### Given exercise
Print every line of the listing exactly, please.

### Data in this exercise
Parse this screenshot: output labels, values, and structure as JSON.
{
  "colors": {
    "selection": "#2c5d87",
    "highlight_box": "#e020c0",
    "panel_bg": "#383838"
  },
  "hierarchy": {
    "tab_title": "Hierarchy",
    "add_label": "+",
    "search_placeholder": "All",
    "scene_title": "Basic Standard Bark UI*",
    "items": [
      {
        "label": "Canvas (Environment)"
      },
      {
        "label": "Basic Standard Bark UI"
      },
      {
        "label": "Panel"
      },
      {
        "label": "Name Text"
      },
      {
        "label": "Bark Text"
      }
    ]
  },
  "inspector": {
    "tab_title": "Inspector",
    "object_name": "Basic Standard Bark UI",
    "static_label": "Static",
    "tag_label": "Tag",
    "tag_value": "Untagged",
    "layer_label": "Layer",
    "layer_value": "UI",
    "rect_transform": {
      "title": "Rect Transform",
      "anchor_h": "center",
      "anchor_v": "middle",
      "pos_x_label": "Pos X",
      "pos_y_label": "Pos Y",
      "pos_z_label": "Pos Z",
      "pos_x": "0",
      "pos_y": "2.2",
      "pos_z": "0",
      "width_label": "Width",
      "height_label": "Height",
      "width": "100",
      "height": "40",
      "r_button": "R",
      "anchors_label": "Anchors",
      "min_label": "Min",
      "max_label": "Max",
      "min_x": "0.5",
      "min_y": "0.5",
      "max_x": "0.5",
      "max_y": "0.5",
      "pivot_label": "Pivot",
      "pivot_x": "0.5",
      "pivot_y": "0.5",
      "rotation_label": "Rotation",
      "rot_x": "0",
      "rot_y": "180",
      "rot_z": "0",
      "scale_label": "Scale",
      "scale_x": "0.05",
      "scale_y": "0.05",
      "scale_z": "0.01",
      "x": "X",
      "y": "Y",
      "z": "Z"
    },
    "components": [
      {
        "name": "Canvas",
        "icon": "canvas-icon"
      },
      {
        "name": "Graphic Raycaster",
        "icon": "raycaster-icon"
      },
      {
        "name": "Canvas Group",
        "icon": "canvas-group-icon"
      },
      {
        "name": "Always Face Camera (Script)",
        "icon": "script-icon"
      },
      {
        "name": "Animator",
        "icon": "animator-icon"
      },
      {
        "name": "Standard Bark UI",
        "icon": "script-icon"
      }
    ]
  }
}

### The answer
Parse this screenshot: output labels, values, and structure as JSON.
{
  "colors": {
    "selection": "#2c5d87",
    "highlight_box": "#e020c0",
    "panel_bg": "#383838"
  },
  "hierarchy": {
    "tab_title": "Hierarchy",
    "add_label": "+",
    "search_placeholder": "All",
    "scene_title": "Basic Standard Bark UI*",
    "items": [
      {
        "label": "Canvas (Environment)"
      },
      {
        "label": "Basic Standard Bark UI"
      },
      {
        "label": "Panel"
      },
      {
        "label": "Name Text"
      },
      {
        "label": "Bark Text"
      }
    ]
  },
  "inspector": {
    "tab_title": "Inspector",
    "object_name": "Basic Standard Bark UI",
    "static_label": "Static",
    "tag_label": "Tag",
    "tag_value": "Untagged",
    "layer_label": "Layer",
    "layer_value": "UI",
    "rect_transform": {
      "title": "Rect Transform",
      "anchor_h": "center",
      "anchor_v": "middle",
      "pos_x_label": "Pos X",
      "pos_y_label": "Pos Y",
      "pos_z_label": "Pos Z",
      "pos_x": "0",
      "pos_y": "2.2",
      "pos_z": "0",
      "width_label": "Width",
      "height_label": "Height",
      "width": "100",
      "height": "40",
      "r_button": "R",
      "anchors_label": "Anchors",
      "min_label": "Min",
      "max_label": "Max",
      "min_x": "0.5",
      "min_y": "0.5",
      "max_x": "0.5",
      "max_y": "0.5",
      "pivot_label": "Pivot",
      "pivot_x": "0.5",
      "pivot_y": "0.5",
      "rotation_label": "Rotation",
      "rot_x": "0",
      "rot_y": "180",
      "rot_z": "0",
      "scale_label": "Scale",
      "scale_x": "0.05",
      "scale_y": "0.05",
      "scale_z": "0.01",
      "x": "X",
      "y": "Y",
      "z": "Z"
    },
    "components": [
      {
        "name": "Canvas",
        "icon": "canvas-icon"
      },
      {
        "name": "Graphic Raycaster",
        "icon": "raycaster-icon"
      },
      {
        "name": "Canvas Group",
        "icon": "canvas-group-icon"
      },
      {
        "name": "Always Face Camera (Script)",
        "icon": "script-icon"
      },
      {
        "name": "Animator",
        "icon": "animator-icon"
      },
      {
        "name": "Standard Bark UI",
        "icon": "script-icon"
      }
    ]
  }
}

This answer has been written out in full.